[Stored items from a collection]
#####

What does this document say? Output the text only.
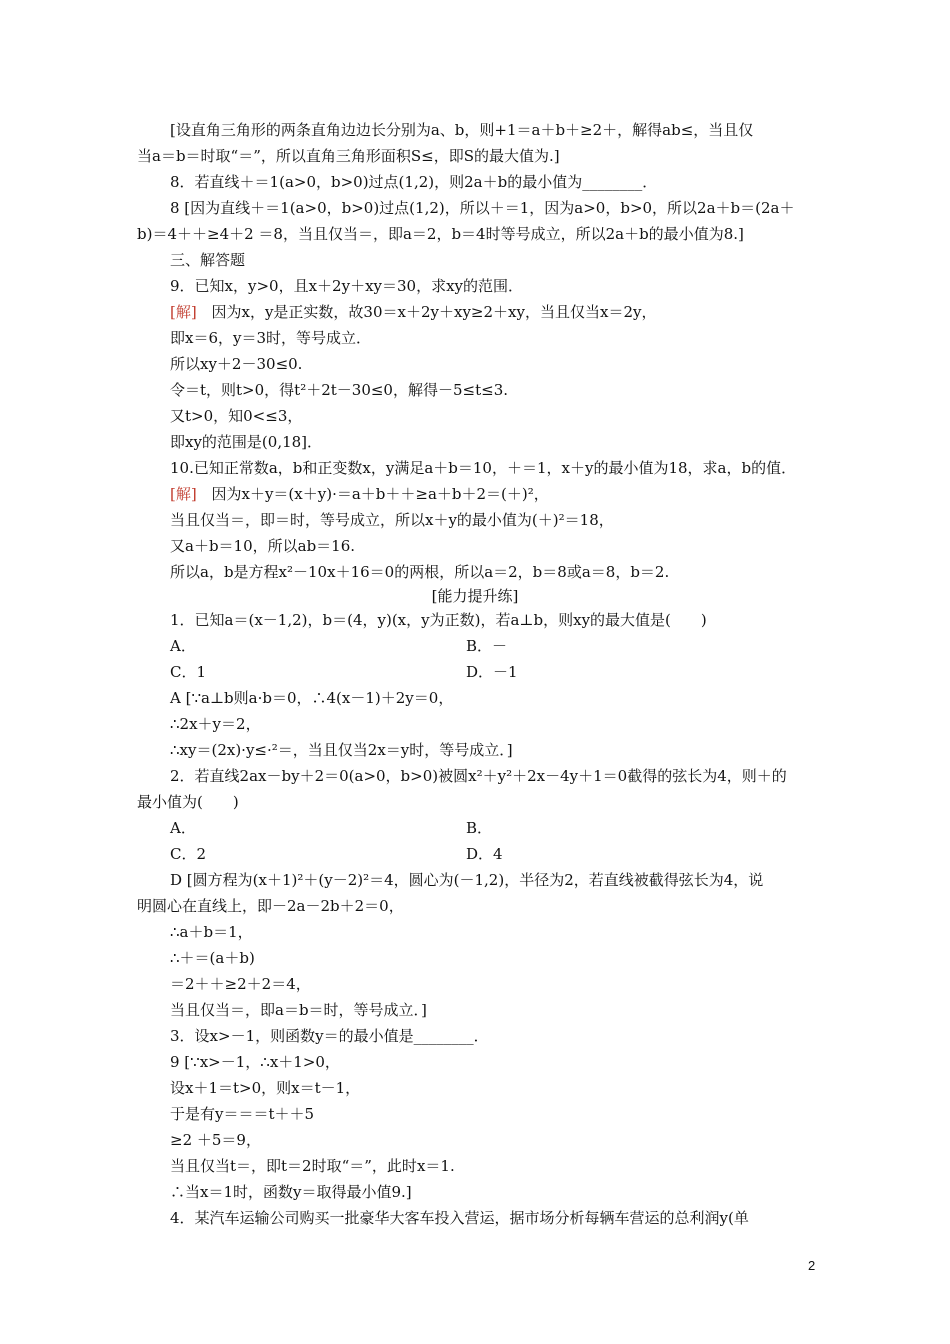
[设直角三角形的两条直角边边长分别为a、b，则+1＝a＋b＋≥2＋，解得ab≤，当且仅
当a＝b＝时取“＝”，所以直角三角形面积S≤，即S的最大值为.]
8．若直线＋＝1(a>0，b>0)过点(1,2)，则2a＋b的最小值为________．
8 [因为直线＋＝1(a>0，b>0)过点(1,2)，所以＋＝1，因为a>0，b>0，所以2a＋b＝(2a＋
b)＝4＋＋≥4＋2 ＝8，当且仅当＝，即a＝2，b＝4时等号成立，所以2a＋b的最小值为8.]
三、解答题
9．已知x，y>0，且x＋2y＋xy＝30，求xy的范围．
[解] 因为x，y是正实数，故30＝x＋2y＋xy≥2＋xy，当且仅当x＝2y，
即x＝6，y＝3时，等号成立．
所以xy＋2－30≤0.
令＝t，则t>0，得t²＋2t－30≤0，解得－5≤t≤3.
又t>0，知0<≤3，
即xy的范围是(0,18]．
10.已知正常数a，b和正变数x，y满足a＋b＝10，＋＝1，x＋y的最小值为18，求a，b的值．
[解] 因为x＋y＝(x＋y)·＝a＋b＋＋≥a＋b＋2＝(＋)²，
当且仅当＝，即＝时，等号成立，所以x＋y的最小值为(＋)²＝18，
又a＋b＝10，所以ab＝16.
所以a，b是方程x²－10x＋16＝0的两根，所以a＝2，b＝8或a＝8，b＝2.
[能力提升练]
1．已知a＝(x－1,2)，b＝(4，y)(x，y为正数)，若a⊥b，则xy的最大值是(　　)
A．	B．－
C．1	D．－1
A [∵a⊥b则a·b＝0，∴4(x－1)＋2y＝0，
∴2x＋y＝2，
∴xy＝(2x)·y≤·²＝，当且仅当2x＝y时，等号成立．]
2．若直线2ax－by＋2＝0(a>0，b>0)被圆x²＋y²＋2x－4y＋1＝0截得的弦长为4，则＋的
最小值为(　　)
A．	B．
C．2	D．4
D [圆方程为(x＋1)²＋(y－2)²＝4，圆心为(－1,2)，半径为2，若直线被截得弦长为4，说
明圆心在直线上，即－2a－2b＋2＝0，
∴a＋b＝1，
∴＋＝(a＋b)
＝2＋＋≥2＋2＝4，
当且仅当＝，即a＝b＝时，等号成立．]
3．设x>－1，则函数y＝的最小值是________．
9 [∵x>－1，∴x＋1>0，
设x＋1＝t>0，则x＝t－1，
于是有y＝＝＝t＋＋5
≥2 ＋5＝9，
当且仅当t＝，即t＝2时取“＝”，此时x＝1.
∴当x＝1时，函数y＝取得最小值9.]
4．某汽车运输公司购买一批豪华大客车投入营运，据市场分析每辆车营运的总利润y(单
2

#####

CHALLENGE
Quote every record above exactly, leaving out the pictures.

FINAL RESULT
What does this document say? Output the text only.
[设直角三角形的两条直角边边长分别为a、b，则+1＝a＋b＋≥2＋，解得ab≤，当且仅
当a＝b＝时取“＝”，所以直角三角形面积S≤，即S的最大值为.]
8．若直线＋＝1(a>0，b>0)过点(1,2)，则2a＋b的最小值为________．
8 [因为直线＋＝1(a>0，b>0)过点(1,2)，所以＋＝1，因为a>0，b>0，所以2a＋b＝(2a＋
b)＝4＋＋≥4＋2 ＝8，当且仅当＝，即a＝2，b＝4时等号成立，所以2a＋b的最小值为8.]
三、解答题
9．已知x，y>0，且x＋2y＋xy＝30，求xy的范围．
[解] 因为x，y是正实数，故30＝x＋2y＋xy≥2＋xy，当且仅当x＝2y，
即x＝6，y＝3时，等号成立．
所以xy＋2－30≤0.
令＝t，则t>0，得t²＋2t－30≤0，解得－5≤t≤3.
又t>0，知0<≤3，
即xy的范围是(0,18]．
10.已知正常数a，b和正变数x，y满足a＋b＝10，＋＝1，x＋y的最小值为18，求a，b的值．
[解] 因为x＋y＝(x＋y)·＝a＋b＋＋≥a＋b＋2＝(＋)²，
当且仅当＝，即＝时，等号成立，所以x＋y的最小值为(＋)²＝18，
又a＋b＝10，所以ab＝16.
所以a，b是方程x²－10x＋16＝0的两根，所以a＝2，b＝8或a＝8，b＝2.
[能力提升练]
1．已知a＝(x－1,2)，b＝(4，y)(x，y为正数)，若a⊥b，则xy的最大值是(　　)
A．	B．－
C．1	D．－1
A [∵a⊥b则a·b＝0，∴4(x－1)＋2y＝0，
∴2x＋y＝2，
∴xy＝(2x)·y≤·²＝，当且仅当2x＝y时，等号成立．]
2．若直线2ax－by＋2＝0(a>0，b>0)被圆x²＋y²＋2x－4y＋1＝0截得的弦长为4，则＋的
最小值为(　　)
A．	B．
C．2	D．4
D [圆方程为(x＋1)²＋(y－2)²＝4，圆心为(－1,2)，半径为2，若直线被截得弦长为4，说
明圆心在直线上，即－2a－2b＋2＝0，
∴a＋b＝1，
∴＋＝(a＋b)
＝2＋＋≥2＋2＝4，
当且仅当＝，即a＝b＝时，等号成立．]
3．设x>－1，则函数y＝的最小值是________．
9 [∵x>－1，∴x＋1>0，
设x＋1＝t>0，则x＝t－1，
于是有y＝＝＝t＋＋5
≥2 ＋5＝9，
当且仅当t＝，即t＝2时取“＝”，此时x＝1.
∴当x＝1时，函数y＝取得最小值9.]
4．某汽车运输公司购买一批豪华大客车投入营运，据市场分析每辆车营运的总利润y(单
2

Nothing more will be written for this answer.